The facial recognition settlement is on.

 

Andrew Wyrich

Tech

Posted on Sep 25, 2020

Facebook users in Illinois are now eligible for payments stemming from a facial recognition settlement agreed to earlier this year.

In January, the social media giant agreed to pay $550 million after it was sued by Illinois residents for allegedly breaking the Illinois Biometric Information Privacy Act by using facial recognition technology to suggest people to be tagged in photos.

Facebook then agreed to up its settlement by another $100 million in July after a California judge ruled that $550 million was not high enough. That made the total settlement $650 million.

The Illinois Biometric Information Privacy Act requires that third parties need to get consent from state residents before gathering biometric data, like face prints.

The law is also at the heart of lawsuits brought up against Clearview AI, the facial recognition startup with links to law enforcement that scrapped public-facing photos from social media for its massive database.

Posts on social media show that Facebook began alerting users to the possible settlement this week. The notification reads “Court notice: You may be entitled to payment in a class action over FB’s face recognition technology.”

https://twitter.com/pflatterme/status/1309176038841298946

The law firm behind the suit, Edelson PC, set up a website where Illinois Facebook users can fill out a claim. The firm estimates that people who are eligible to file a claim could receive between $200 and $400 depending on the number of valid claims that are filed.

The court defined those who are eligible to file a claim as “Facebook users located in Illinois for whom Facebook created and stored a face template after June 7, 2011” and lived in Illinois for at least 6 months, according to the law firm.

The deadline to file a claim is Nov. 23.

- - - - - - -

(GOAL A): Can you summarize the article on the Facebook facial recognition settlement in two sentences?
The article and the records are separate, unrelated material.

Element region listings:
- - - - - - -

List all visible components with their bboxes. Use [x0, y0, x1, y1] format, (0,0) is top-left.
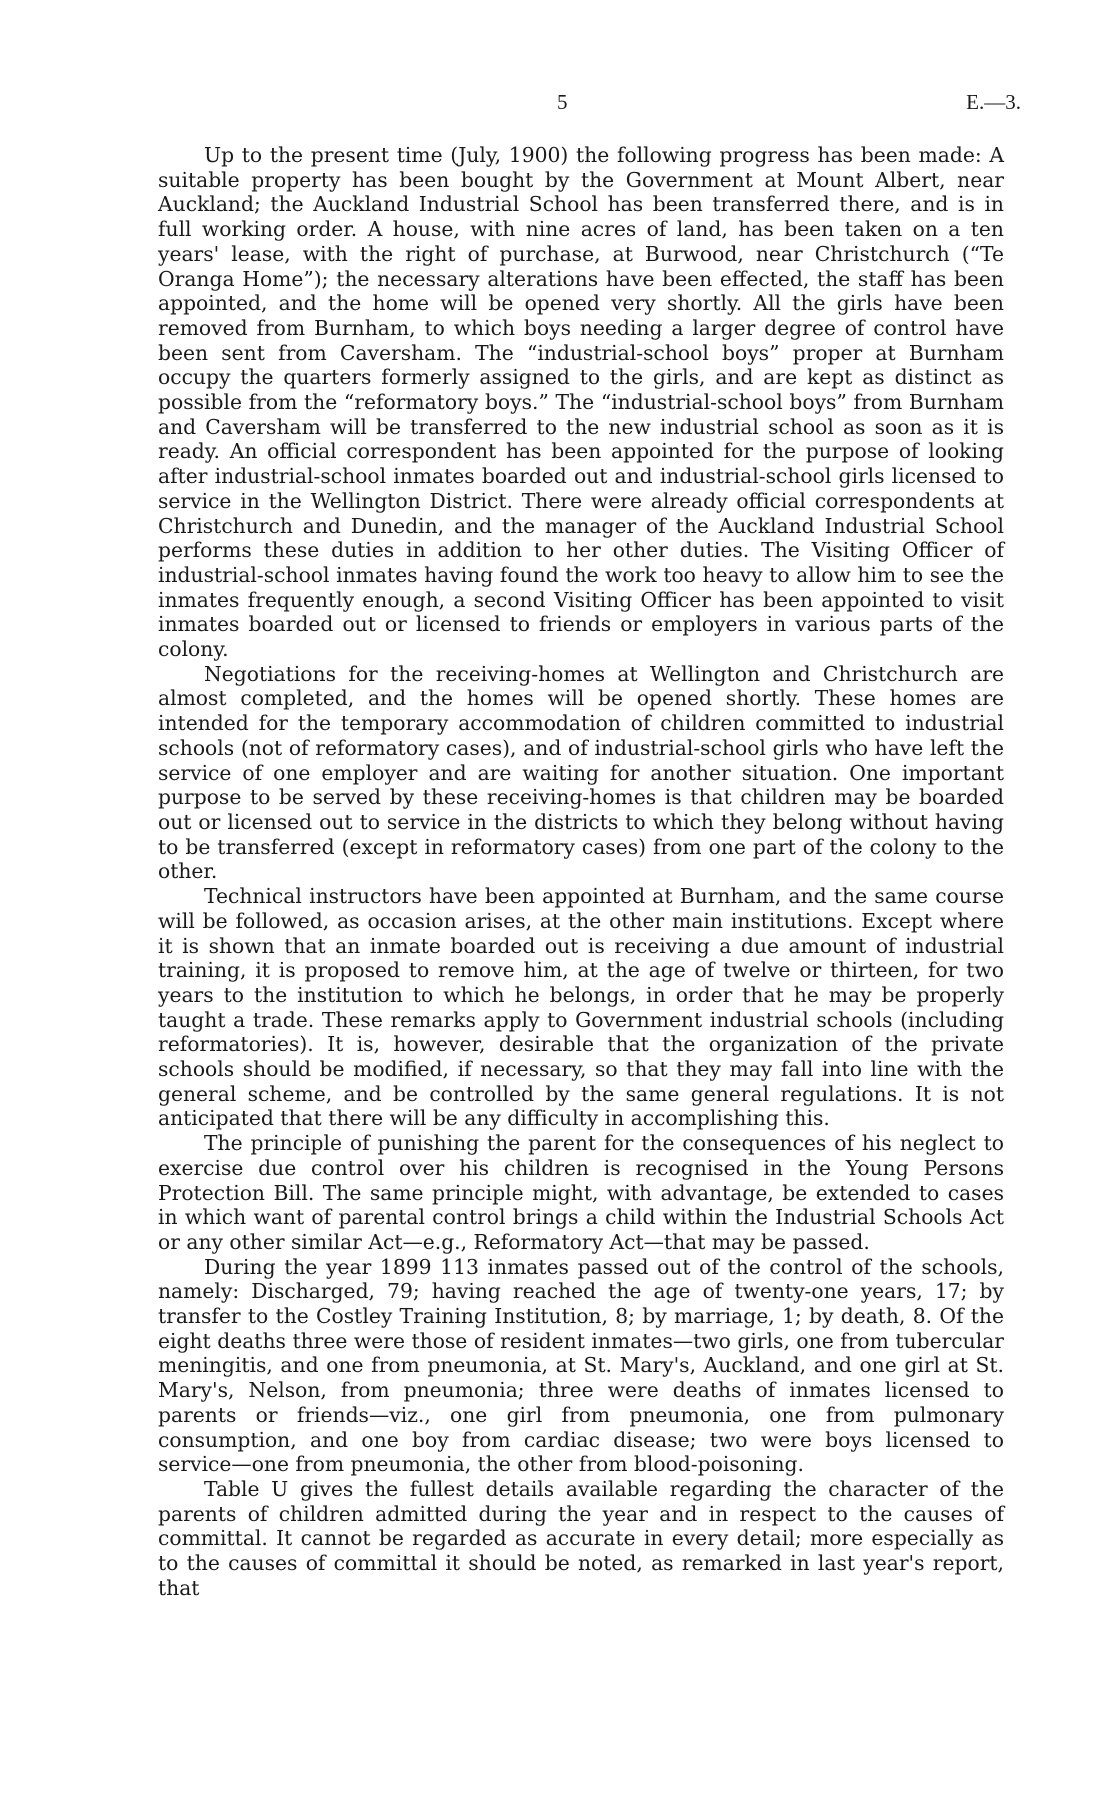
paragraph-parental-control: The principle of punishing the parent for the consequences of his neglect to exercise due control over his children is recognised in the Young Persons Protection Bill. The same principle might, with advantage, be extended to cases in which want of parental control brings a child within the Industrial Schools Act or any other similar Act—e.g., Reformatory Act—that may be passed.: [158, 1131, 1004, 1254]
paragraph-table-u: Table U gives the fullest details available regarding the character of the parents of children admitted during the year and in respect to the causes of committal. It cannot be regarded as accurate in every detail; more especially as to the causes of committal it should be noted, as remarked in last year's report, that: [158, 1476, 1004, 1600]
body-text: [158, 143, 1004, 1600]
paragraph-receiving-homes: Negotiations for the receiving-homes at Wellington and Christchurch are almost completed, and the homes will be opened shortly. These homes are intended for the temporary accommodation of children committed to industrial schools (not of reformatory cases), and of industrial-school girls who have left the service of one employer and are waiting for another situation. One important purpose to be served by these receiving-homes is that children may be boarded out or licensed out to service in the districts to which they belong without having to be transferred (except in reformatory cases) from one part of the colony to the other.: [158, 661, 1004, 884]
document-reference: E.—3.: [966, 90, 1021, 114]
page-header: [0, 90, 1114, 120]
paragraph-technical-instructors: Technical instructors have been appointed at Burnham, and the same course will be followed, as occasion arises, at the other main institutions. Except where it is shown that an inmate boarded out is receiving a due amount of industrial training, it is proposed to remove him, at the age of twelve or thirteen, for two years to the institution to which he belongs, in order that he may be properly taught a trade. These remarks apply to Government industrial schools (including reformatories). It is, however, desirable that the organization of the private schools should be modified, if necessary, so that they may fall into line with the general scheme, and be controlled by the same general regulations. It is not anticipated that there will be any difficulty in accomplishing this.: [158, 884, 1004, 1131]
paragraph-inmates-discharged: During the year 1899 113 inmates passed out of the control of the schools, namely: Discharged, 79; having reached the age of twenty-one years, 17; by transfer to the Costley Training Institution, 8; by marriage, 1; by death, 8. Of the eight deaths three were those of resident inmates—two girls, one from tubercular meningitis, and one from pneumonia, at St. Mary's, Auckland, and one girl at St. Mary's, Nelson, from pneumonia; three were deaths of inmates licensed to parents or friends—viz., one girl from pneumonia, one from pulmonary consumption, and one boy from cardiac disease; two were boys licensed to service—one from pneumonia, the other from blood-poisoning.: [158, 1254, 1004, 1477]
paragraph-progress: Up to the present time (July, 1900) the following progress has been made: A suitable property has been bought by the Government at Mount Albert, near Auckland; the Auckland Industrial School has been transferred there, and is in full working order. A house, with nine acres of land, has been taken on a ten years' lease, with the right of purchase, at Burwood, near Christchurch (“Te Oranga Home”); the necessary alterations have been effected, the staff has been appointed, and the home will be opened very shortly. All the girls have been removed from Burnham, to which boys needing a larger degree of control have been sent from Caversham. The “industrial-school boys” proper at Burnham occupy the quarters formerly assigned to the girls, and are kept as distinct as possible from the “reformatory boys.” The “industrial-school boys” from Burnham and Caversham will be transferred to the new industrial school as soon as it is ready. An official correspondent has been appointed for the purpose of looking after industrial-school inmates boarded out and industrial-school girls licensed to service in the Wellington District. There were already official correspondents at Christchurch and Dunedin, and the manager of the Auckland Industrial School performs these duties in addition to her other duties. The Visiting Officer of industrial-school inmates having found the work too heavy to allow him to see the inmates frequently enough, a second Visiting Officer has been appointed to visit inmates boarded out or licensed to friends or employers in various parts of the colony.: [158, 143, 1004, 662]
page-number: 5: [557, 90, 568, 114]
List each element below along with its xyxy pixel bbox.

- - - - - - -

(GOAL B): Could you return the lines of the records exactly as they are, starting at the line that contains "paragraph-parental-control: The principle" and stopping after the line that contains "body-text: [158, 143, 1004, 1600]"?

(COMPLETE ANSWER A): Facebook users in Illinois can now claim payments from a $650 million settlement over the company's use of facial recognition to suggest people to tag in photos, which Illinois residents alleged broke the Illinois Biometric Information Privacy Act. Eligible users can file a claim by Nov. 23 through a website set up by the law firm Edelson PC, which estimates that each could receive between $200 and $400.

(COMPLETE ANSWER B):
paragraph-parental-control: The principle of punishing the parent for the consequences of his neglect to exercise due control over his children is recognised in the Young Persons Protection Bill. The same principle might, with advantage, be extended to cases in which want of parental control brings a child within the Industrial Schools Act or any other similar Act—e.g., Reformatory Act—that may be passed.: [158, 1131, 1004, 1254]
paragraph-table-u: Table U gives the fullest details available regarding the character of the parents of children admitted during the year and in respect to the causes of committal. It cannot be regarded as accurate in every detail; more especially as to the causes of committal it should be noted, as remarked in last year's report, that: [158, 1476, 1004, 1600]
body-text: [158, 143, 1004, 1600]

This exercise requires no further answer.